▶ _PROMPT_
Repeat each line of the material below exactly as it appears, minus any pictures.

(Stored data entries)
— Start —

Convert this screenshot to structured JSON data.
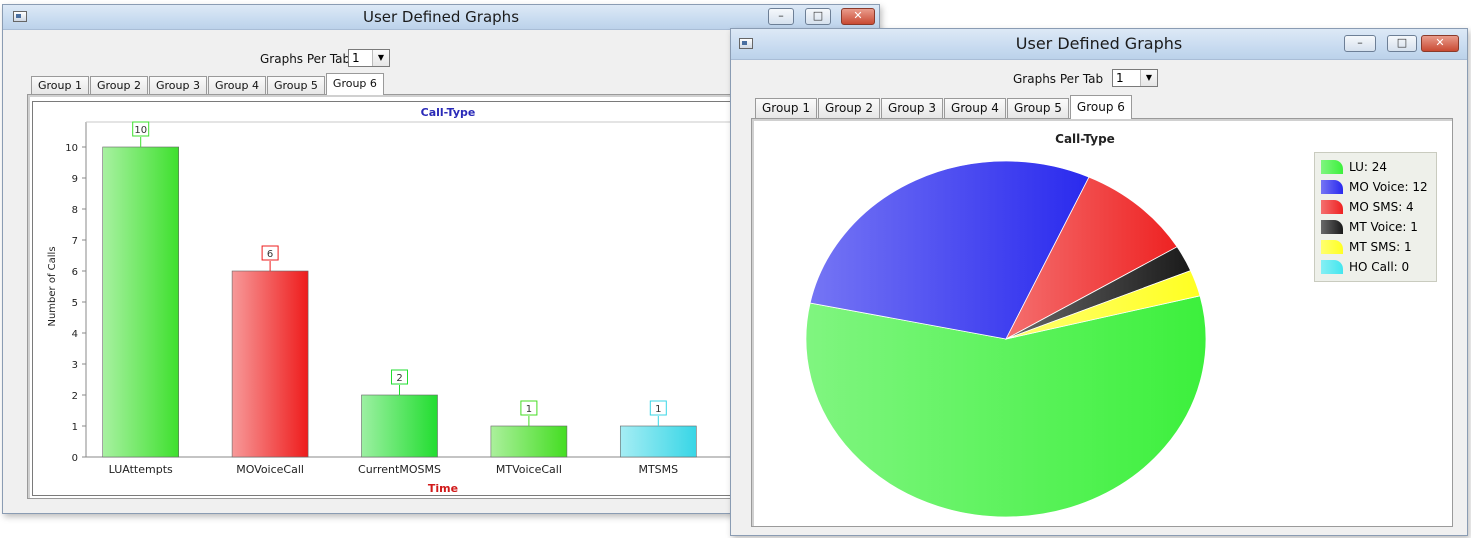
{
  "windows": [
    {
      "title": "User Defined Graphs",
      "graphs_per_tab_label": "Graphs Per Tab",
      "graphs_per_tab_value": "1",
      "tabs": [
        "Group 1",
        "Group 2",
        "Group 3",
        "Group 4",
        "Group 5",
        "Group 6"
      ],
      "active_tab": 5,
      "controls": {
        "minimize": "–",
        "maximize": "□",
        "close": "✕"
      }
    },
    {
      "title": "User Defined Graphs",
      "graphs_per_tab_label": "Graphs Per Tab",
      "graphs_per_tab_value": "1",
      "tabs": [
        "Group 1",
        "Group 2",
        "Group 3",
        "Group 4",
        "Group 5",
        "Group 6"
      ],
      "active_tab": 5,
      "controls": {
        "minimize": "–",
        "maximize": "□",
        "close": "✕"
      }
    }
  ],
  "chart_data": [
    {
      "type": "bar",
      "title": "Call-Type",
      "xlabel": "Time",
      "ylabel": "Number of Calls",
      "categories": [
        "LUAttempts",
        "MOVoiceCall",
        "CurrentMOSMS",
        "MTVoiceCall",
        "MTSMS"
      ],
      "values": [
        10,
        6,
        2,
        1,
        1
      ],
      "data_labels": [
        "10",
        "6",
        "2",
        "1",
        "1"
      ],
      "yticks": [
        "0",
        "1",
        "2",
        "3",
        "4",
        "5",
        "6",
        "7",
        "8",
        "9",
        "10"
      ],
      "ylim": [
        0,
        11
      ],
      "colors": [
        "#3ee02e",
        "#ee1c1c",
        "#22dd30",
        "#44dd22",
        "#38d6e6"
      ],
      "title_color": "#2a2ab8",
      "xlabel_color": "#d11a1a"
    },
    {
      "type": "pie",
      "title": "Call-Type",
      "categories": [
        "LU",
        "MO Voice",
        "MO SMS",
        "MT Voice",
        "MT SMS",
        "HO Call"
      ],
      "values": [
        24,
        12,
        4,
        1,
        1,
        0
      ],
      "legend_labels": [
        "LU: 24",
        "MO Voice: 12",
        "MO SMS: 4",
        "MT Voice: 1",
        "MT SMS: 1",
        "HO Call: 0"
      ],
      "colors": [
        "#3cf03c",
        "#2a2aee",
        "#ee2222",
        "#1a1a1a",
        "#ffff22",
        "#44e6ee"
      ],
      "legend": "top-right"
    }
  ]
}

— End —

▶ _WRITTEN ANSWER_
Convert this screenshot to structured JSON data.
{
  "windows": [
    {
      "title": "User Defined Graphs",
      "graphs_per_tab_label": "Graphs Per Tab",
      "graphs_per_tab_value": "1",
      "tabs": [
        "Group 1",
        "Group 2",
        "Group 3",
        "Group 4",
        "Group 5",
        "Group 6"
      ],
      "active_tab": 5,
      "controls": {
        "minimize": "–",
        "maximize": "□",
        "close": "✕"
      }
    },
    {
      "title": "User Defined Graphs",
      "graphs_per_tab_label": "Graphs Per Tab",
      "graphs_per_tab_value": "1",
      "tabs": [
        "Group 1",
        "Group 2",
        "Group 3",
        "Group 4",
        "Group 5",
        "Group 6"
      ],
      "active_tab": 5,
      "controls": {
        "minimize": "–",
        "maximize": "□",
        "close": "✕"
      }
    }
  ],
  "chart_data": [
    {
      "type": "bar",
      "title": "Call-Type",
      "xlabel": "Time",
      "ylabel": "Number of Calls",
      "categories": [
        "LUAttempts",
        "MOVoiceCall",
        "CurrentMOSMS",
        "MTVoiceCall",
        "MTSMS"
      ],
      "values": [
        10,
        6,
        2,
        1,
        1
      ],
      "data_labels": [
        "10",
        "6",
        "2",
        "1",
        "1"
      ],
      "yticks": [
        "0",
        "1",
        "2",
        "3",
        "4",
        "5",
        "6",
        "7",
        "8",
        "9",
        "10"
      ],
      "ylim": [
        0,
        11
      ],
      "colors": [
        "#3ee02e",
        "#ee1c1c",
        "#22dd30",
        "#44dd22",
        "#38d6e6"
      ],
      "title_color": "#2a2ab8",
      "xlabel_color": "#d11a1a"
    },
    {
      "type": "pie",
      "title": "Call-Type",
      "categories": [
        "LU",
        "MO Voice",
        "MO SMS",
        "MT Voice",
        "MT SMS",
        "HO Call"
      ],
      "values": [
        24,
        12,
        4,
        1,
        1,
        0
      ],
      "legend_labels": [
        "LU: 24",
        "MO Voice: 12",
        "MO SMS: 4",
        "MT Voice: 1",
        "MT SMS: 1",
        "HO Call: 0"
      ],
      "colors": [
        "#3cf03c",
        "#2a2aee",
        "#ee2222",
        "#1a1a1a",
        "#ffff22",
        "#44e6ee"
      ],
      "legend": "top-right"
    }
  ]
}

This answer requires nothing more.